## TASK DESCRIPTION:
Give only the number of lines in these records that contain the word "this".

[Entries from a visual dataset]
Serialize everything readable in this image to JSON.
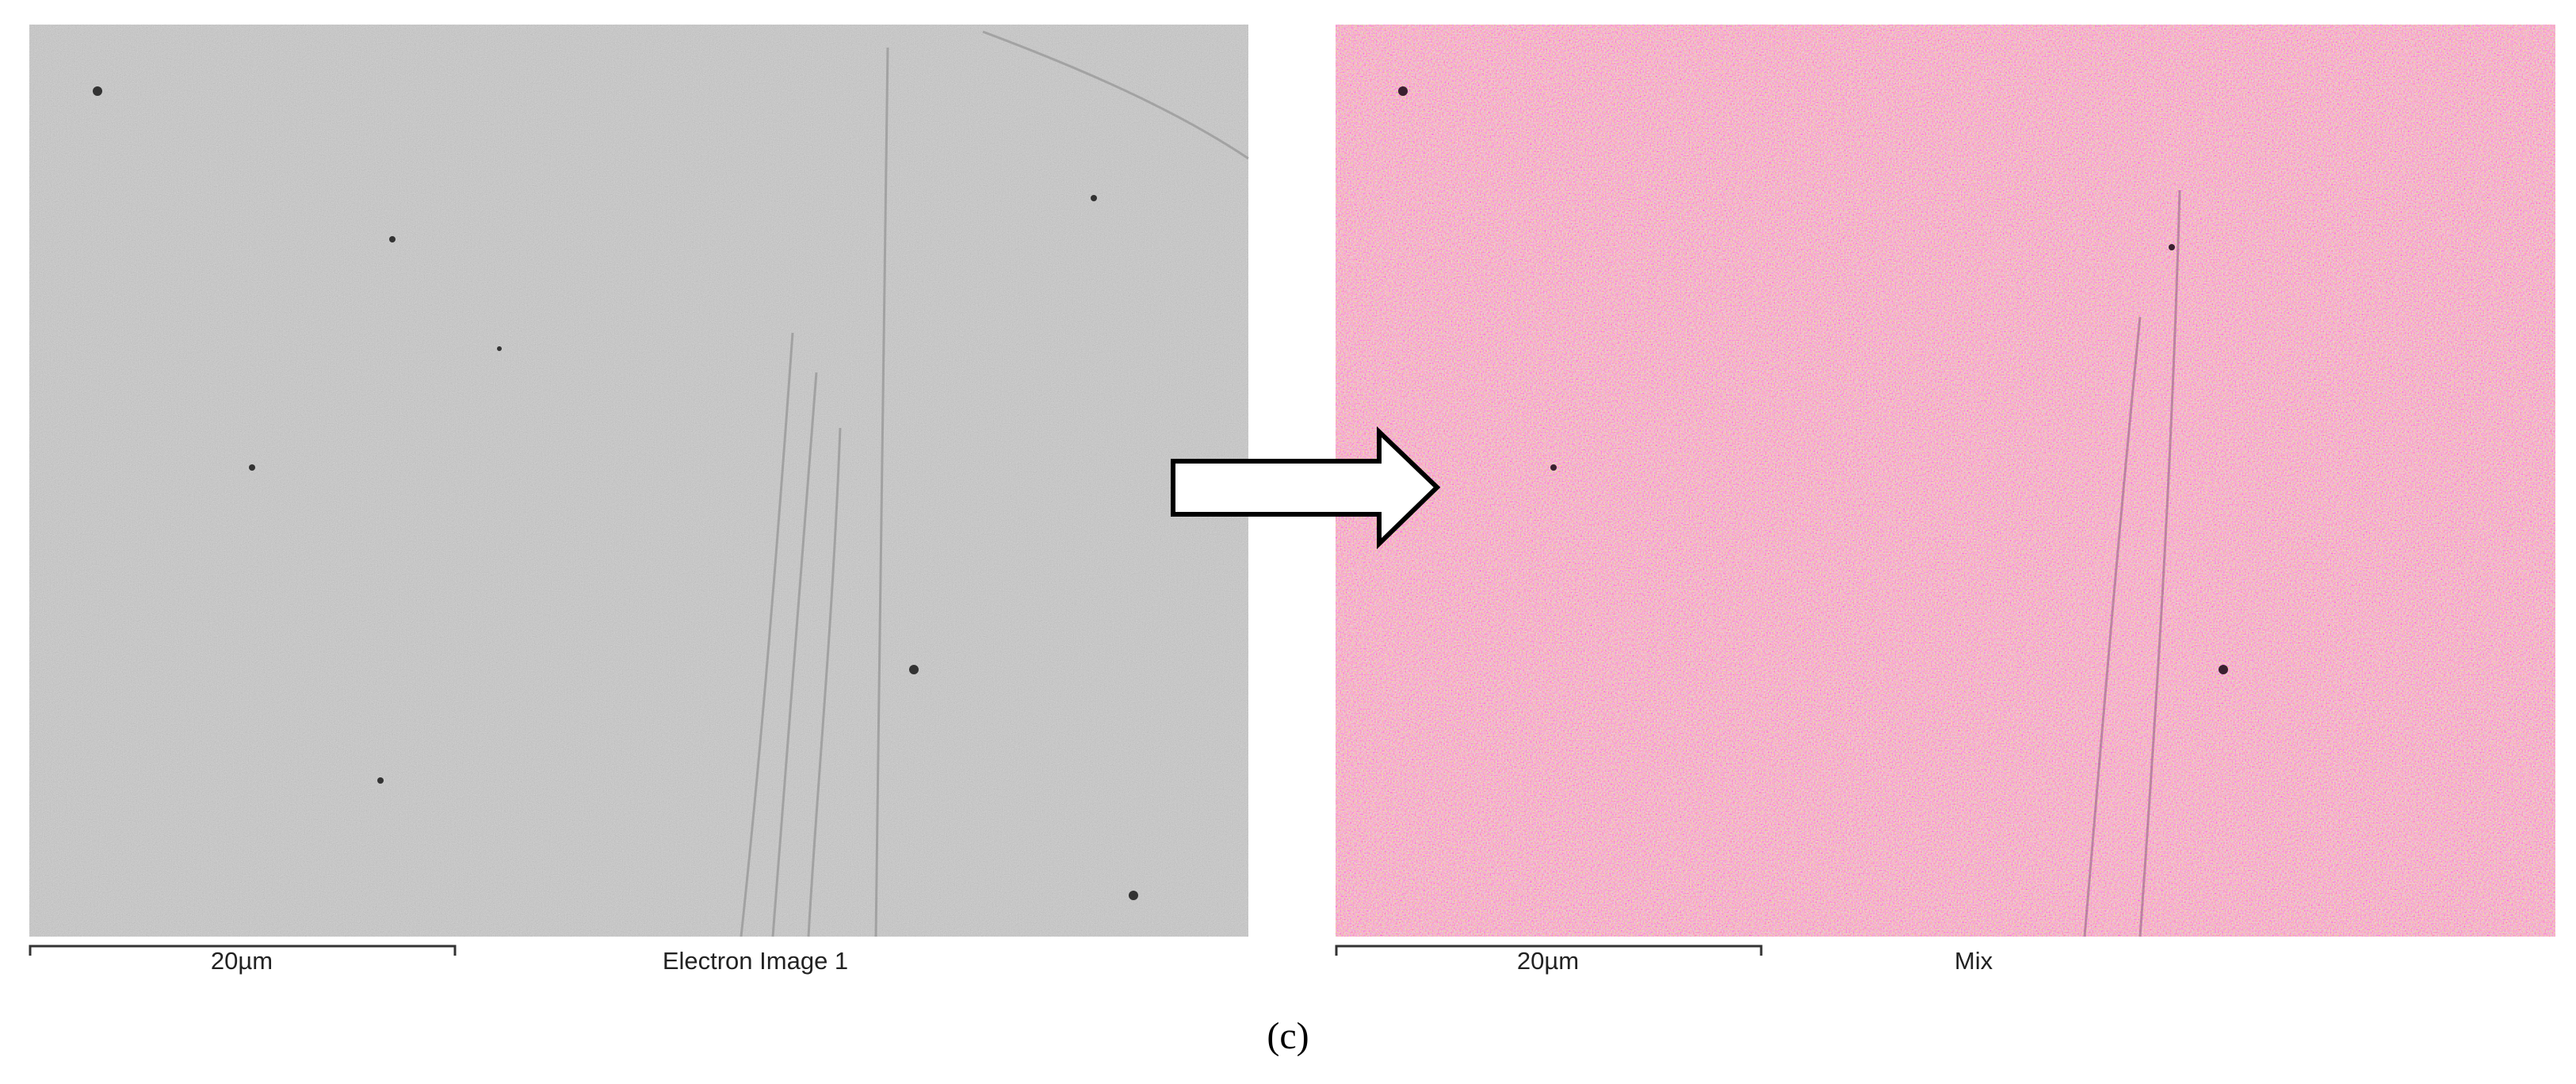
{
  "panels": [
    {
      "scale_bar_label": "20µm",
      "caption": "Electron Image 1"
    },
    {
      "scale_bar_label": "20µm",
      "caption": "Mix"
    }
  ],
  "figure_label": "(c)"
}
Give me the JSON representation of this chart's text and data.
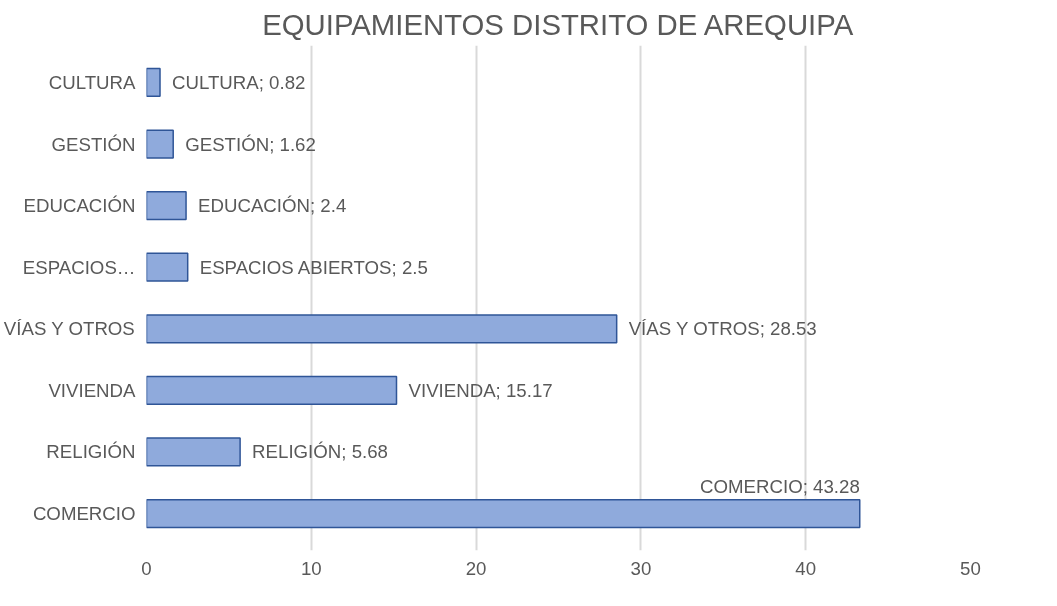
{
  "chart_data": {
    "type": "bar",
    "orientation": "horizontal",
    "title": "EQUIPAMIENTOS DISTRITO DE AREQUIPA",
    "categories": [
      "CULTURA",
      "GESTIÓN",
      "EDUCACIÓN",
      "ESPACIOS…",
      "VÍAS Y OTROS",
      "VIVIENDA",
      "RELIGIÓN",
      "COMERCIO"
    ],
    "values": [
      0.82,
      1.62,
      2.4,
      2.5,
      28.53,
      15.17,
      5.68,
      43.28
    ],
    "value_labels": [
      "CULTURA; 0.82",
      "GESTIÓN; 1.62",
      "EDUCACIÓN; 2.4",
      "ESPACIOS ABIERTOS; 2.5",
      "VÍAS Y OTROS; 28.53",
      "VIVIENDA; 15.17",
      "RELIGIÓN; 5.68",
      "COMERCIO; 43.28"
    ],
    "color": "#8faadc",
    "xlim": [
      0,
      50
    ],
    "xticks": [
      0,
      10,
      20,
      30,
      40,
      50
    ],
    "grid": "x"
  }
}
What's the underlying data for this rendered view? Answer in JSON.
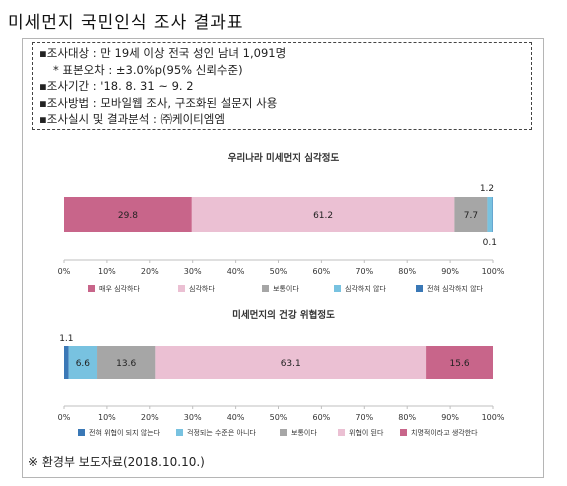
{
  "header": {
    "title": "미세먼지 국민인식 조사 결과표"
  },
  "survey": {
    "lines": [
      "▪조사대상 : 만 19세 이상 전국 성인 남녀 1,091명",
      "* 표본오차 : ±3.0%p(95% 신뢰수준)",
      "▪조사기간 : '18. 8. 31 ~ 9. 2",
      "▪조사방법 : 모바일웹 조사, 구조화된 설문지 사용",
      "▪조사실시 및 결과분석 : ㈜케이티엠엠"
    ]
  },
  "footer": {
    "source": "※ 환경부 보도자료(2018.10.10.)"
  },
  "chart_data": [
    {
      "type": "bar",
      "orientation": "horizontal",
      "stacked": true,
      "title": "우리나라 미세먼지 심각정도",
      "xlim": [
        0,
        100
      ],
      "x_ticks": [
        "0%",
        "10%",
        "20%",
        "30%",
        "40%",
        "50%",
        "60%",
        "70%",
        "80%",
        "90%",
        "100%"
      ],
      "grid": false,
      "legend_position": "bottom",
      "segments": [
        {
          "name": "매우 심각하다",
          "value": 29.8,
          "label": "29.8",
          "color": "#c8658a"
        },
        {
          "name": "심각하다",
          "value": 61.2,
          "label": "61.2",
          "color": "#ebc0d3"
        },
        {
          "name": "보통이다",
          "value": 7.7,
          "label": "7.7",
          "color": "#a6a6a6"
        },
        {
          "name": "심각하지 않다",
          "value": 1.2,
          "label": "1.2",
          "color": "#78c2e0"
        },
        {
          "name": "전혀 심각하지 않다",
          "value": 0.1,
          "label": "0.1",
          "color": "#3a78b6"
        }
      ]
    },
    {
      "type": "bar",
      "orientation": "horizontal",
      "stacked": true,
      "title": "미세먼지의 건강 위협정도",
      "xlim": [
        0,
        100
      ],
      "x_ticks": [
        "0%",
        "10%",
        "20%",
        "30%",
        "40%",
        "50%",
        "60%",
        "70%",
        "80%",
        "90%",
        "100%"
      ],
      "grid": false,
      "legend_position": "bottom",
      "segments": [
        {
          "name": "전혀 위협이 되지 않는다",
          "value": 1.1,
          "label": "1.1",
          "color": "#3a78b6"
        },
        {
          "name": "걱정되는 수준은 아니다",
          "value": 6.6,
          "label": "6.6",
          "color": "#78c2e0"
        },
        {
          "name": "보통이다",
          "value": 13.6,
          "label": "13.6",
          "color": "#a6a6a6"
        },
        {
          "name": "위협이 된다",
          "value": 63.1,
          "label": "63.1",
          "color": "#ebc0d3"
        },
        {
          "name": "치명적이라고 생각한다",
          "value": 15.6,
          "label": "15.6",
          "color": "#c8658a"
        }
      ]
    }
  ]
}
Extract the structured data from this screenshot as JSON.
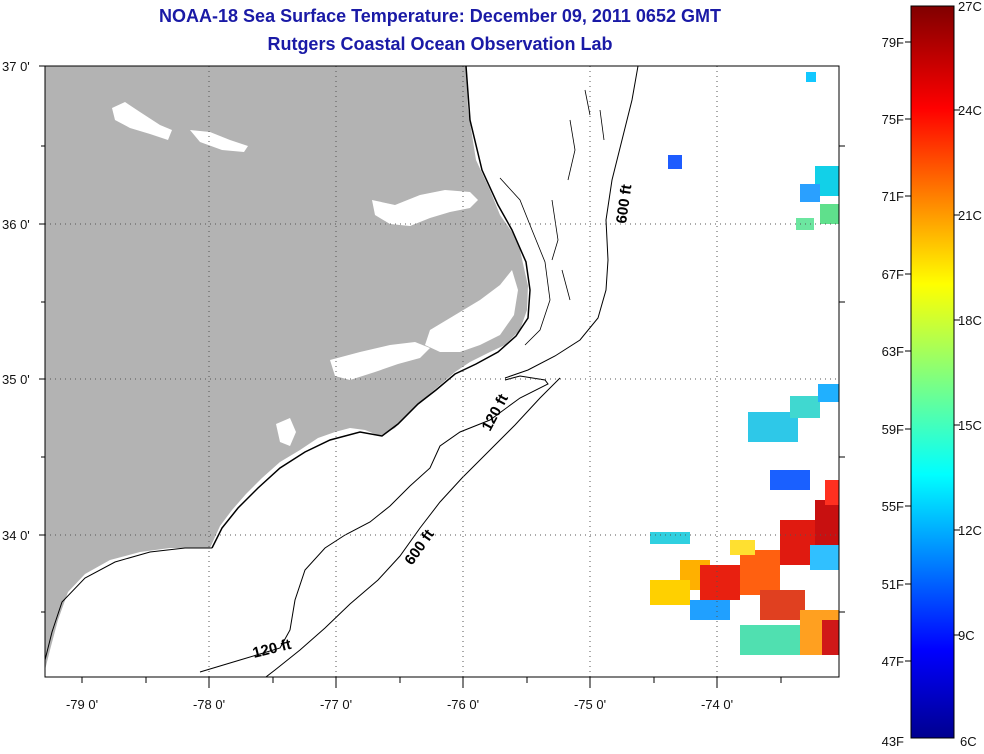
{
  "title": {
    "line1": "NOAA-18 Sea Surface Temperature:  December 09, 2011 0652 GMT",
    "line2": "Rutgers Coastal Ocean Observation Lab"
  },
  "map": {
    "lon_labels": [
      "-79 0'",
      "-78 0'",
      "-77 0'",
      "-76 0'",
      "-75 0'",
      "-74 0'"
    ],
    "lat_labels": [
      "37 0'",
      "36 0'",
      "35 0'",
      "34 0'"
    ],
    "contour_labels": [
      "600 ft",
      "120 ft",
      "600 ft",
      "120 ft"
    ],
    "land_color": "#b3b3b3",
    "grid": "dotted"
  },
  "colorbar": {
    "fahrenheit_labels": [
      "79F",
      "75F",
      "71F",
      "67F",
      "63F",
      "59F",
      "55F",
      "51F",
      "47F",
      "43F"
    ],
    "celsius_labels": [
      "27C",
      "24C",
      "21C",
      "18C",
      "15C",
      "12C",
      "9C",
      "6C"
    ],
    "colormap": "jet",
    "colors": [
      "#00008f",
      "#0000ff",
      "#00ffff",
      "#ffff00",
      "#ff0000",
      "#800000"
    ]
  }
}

## COMPLETE RESPONSE:
4